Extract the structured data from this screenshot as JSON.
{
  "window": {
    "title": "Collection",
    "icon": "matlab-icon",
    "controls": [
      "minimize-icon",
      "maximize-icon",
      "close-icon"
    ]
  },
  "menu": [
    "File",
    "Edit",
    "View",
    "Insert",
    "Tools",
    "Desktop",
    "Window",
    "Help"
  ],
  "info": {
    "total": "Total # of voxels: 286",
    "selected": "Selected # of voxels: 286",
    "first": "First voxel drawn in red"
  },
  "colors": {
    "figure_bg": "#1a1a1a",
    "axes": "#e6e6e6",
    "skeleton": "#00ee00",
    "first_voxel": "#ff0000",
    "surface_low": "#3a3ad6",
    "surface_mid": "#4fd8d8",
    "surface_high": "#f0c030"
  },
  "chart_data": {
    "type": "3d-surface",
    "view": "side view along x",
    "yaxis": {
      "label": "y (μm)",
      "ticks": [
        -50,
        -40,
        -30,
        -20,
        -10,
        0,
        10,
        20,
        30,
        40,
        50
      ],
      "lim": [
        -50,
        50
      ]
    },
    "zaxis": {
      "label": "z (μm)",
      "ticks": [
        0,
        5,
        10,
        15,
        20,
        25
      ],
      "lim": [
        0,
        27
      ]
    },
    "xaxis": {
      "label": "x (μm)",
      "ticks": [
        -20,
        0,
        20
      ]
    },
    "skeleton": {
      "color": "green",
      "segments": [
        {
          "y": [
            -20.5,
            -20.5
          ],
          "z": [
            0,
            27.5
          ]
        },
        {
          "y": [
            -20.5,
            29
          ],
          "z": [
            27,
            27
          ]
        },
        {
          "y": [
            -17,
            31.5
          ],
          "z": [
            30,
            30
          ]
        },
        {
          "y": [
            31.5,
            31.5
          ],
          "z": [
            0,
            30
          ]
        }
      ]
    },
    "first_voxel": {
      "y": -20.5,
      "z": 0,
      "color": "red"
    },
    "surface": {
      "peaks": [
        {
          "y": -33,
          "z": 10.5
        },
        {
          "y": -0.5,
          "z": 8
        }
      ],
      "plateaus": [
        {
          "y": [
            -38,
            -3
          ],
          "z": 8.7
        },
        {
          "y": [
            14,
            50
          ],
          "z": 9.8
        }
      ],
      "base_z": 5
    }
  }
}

**GOAL OF THE EXERCISE**
The full set of records should be duplicated exactly.

**TASK OUTPUT**
Extract the structured data from this screenshot as JSON.
{
  "window": {
    "title": "Collection",
    "icon": "matlab-icon",
    "controls": [
      "minimize-icon",
      "maximize-icon",
      "close-icon"
    ]
  },
  "menu": [
    "File",
    "Edit",
    "View",
    "Insert",
    "Tools",
    "Desktop",
    "Window",
    "Help"
  ],
  "info": {
    "total": "Total # of voxels: 286",
    "selected": "Selected # of voxels: 286",
    "first": "First voxel drawn in red"
  },
  "colors": {
    "figure_bg": "#1a1a1a",
    "axes": "#e6e6e6",
    "skeleton": "#00ee00",
    "first_voxel": "#ff0000",
    "surface_low": "#3a3ad6",
    "surface_mid": "#4fd8d8",
    "surface_high": "#f0c030"
  },
  "chart_data": {
    "type": "3d-surface",
    "view": "side view along x",
    "yaxis": {
      "label": "y (μm)",
      "ticks": [
        -50,
        -40,
        -30,
        -20,
        -10,
        0,
        10,
        20,
        30,
        40,
        50
      ],
      "lim": [
        -50,
        50
      ]
    },
    "zaxis": {
      "label": "z (μm)",
      "ticks": [
        0,
        5,
        10,
        15,
        20,
        25
      ],
      "lim": [
        0,
        27
      ]
    },
    "xaxis": {
      "label": "x (μm)",
      "ticks": [
        -20,
        0,
        20
      ]
    },
    "skeleton": {
      "color": "green",
      "segments": [
        {
          "y": [
            -20.5,
            -20.5
          ],
          "z": [
            0,
            27.5
          ]
        },
        {
          "y": [
            -20.5,
            29
          ],
          "z": [
            27,
            27
          ]
        },
        {
          "y": [
            -17,
            31.5
          ],
          "z": [
            30,
            30
          ]
        },
        {
          "y": [
            31.5,
            31.5
          ],
          "z": [
            0,
            30
          ]
        }
      ]
    },
    "first_voxel": {
      "y": -20.5,
      "z": 0,
      "color": "red"
    },
    "surface": {
      "peaks": [
        {
          "y": -33,
          "z": 10.5
        },
        {
          "y": -0.5,
          "z": 8
        }
      ],
      "plateaus": [
        {
          "y": [
            -38,
            -3
          ],
          "z": 8.7
        },
        {
          "y": [
            14,
            50
          ],
          "z": 9.8
        }
      ],
      "base_z": 5
    }
  }
}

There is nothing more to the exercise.